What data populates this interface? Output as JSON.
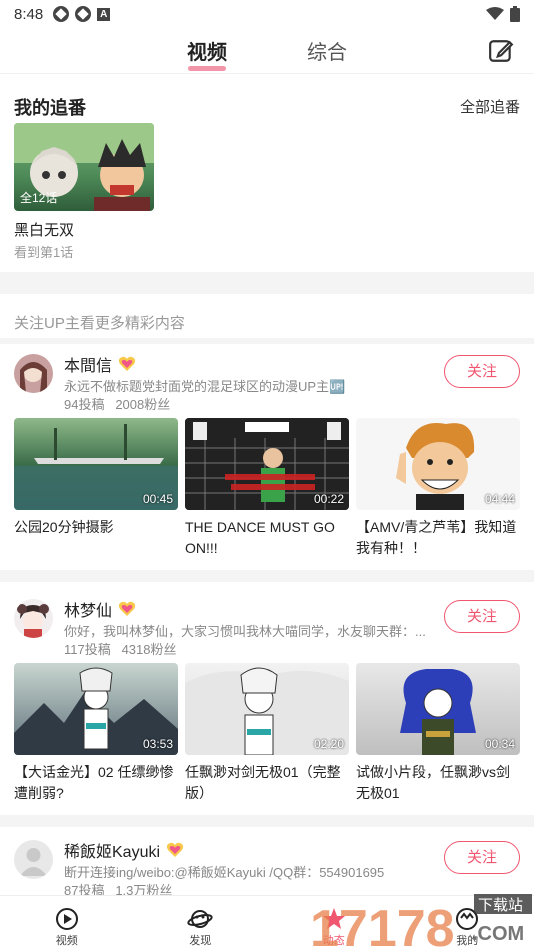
{
  "status_bar": {
    "time": "8:48"
  },
  "tabs": [
    {
      "label": "视频",
      "active": true
    },
    {
      "label": "综合",
      "active": false
    }
  ],
  "following": {
    "title": "我的追番",
    "all_label": "全部追番",
    "item": {
      "episodes": "全12话",
      "title": "黑白无双",
      "progress": "看到第1话"
    }
  },
  "hint": "关注UP主看更多精彩内容",
  "follow_label": "关注",
  "ups": [
    {
      "name": "本間信",
      "desc": "永远不做标题党封面党的混足球区的动漫UP主🆙",
      "posts": "94投稿",
      "fans": "2008粉丝",
      "videos": [
        {
          "duration": "00:45",
          "title": "公园20分钟摄影"
        },
        {
          "duration": "00:22",
          "title": "THE DANCE MUST GO ON!!!"
        },
        {
          "duration": "04:44",
          "title": "【AMV/青之芦苇】我知道我有种！！"
        }
      ]
    },
    {
      "name": "林梦仙",
      "desc": "你好，我叫林梦仙，大家习惯叫我林大喵同学，水友聊天群：...",
      "posts": "117投稿",
      "fans": "4318粉丝",
      "videos": [
        {
          "duration": "03:53",
          "title": "【大话金光】02 任缥缈惨遭削弱?"
        },
        {
          "duration": "02:20",
          "title": "任飘渺对剑无极01（完整版）"
        },
        {
          "duration": "00:34",
          "title": "试做小片段，任飘渺vs剑无极01"
        }
      ]
    },
    {
      "name": "稀飯姬Kayuki",
      "desc": "断开连接ing/weibo:@稀飯姬Kayuki /QQ群：554901695",
      "posts": "87投稿",
      "fans": "1.3万粉丝"
    }
  ],
  "bottom_nav": [
    {
      "label": "视频",
      "icon": "play-circle-icon",
      "active": false
    },
    {
      "label": "发现",
      "icon": "planet-icon",
      "active": false
    },
    {
      "label": "动态",
      "icon": "star-icon",
      "active": true
    },
    {
      "label": "我的",
      "icon": "face-icon",
      "active": false
    }
  ],
  "watermark": {
    "text": "17178",
    "sub": "下载站",
    "domain": ".COM"
  },
  "colors": {
    "accent": "#f05670",
    "text": "#222222",
    "muted": "#888888"
  }
}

◆ Task statement ◆
Using the listing above, return all lines where the word "icon" occurs.

◆ Exercise answer ◆
      "icon": "play-circle-icon",
      "icon": "planet-icon",
      "icon": "star-icon",
      "icon": "face-icon",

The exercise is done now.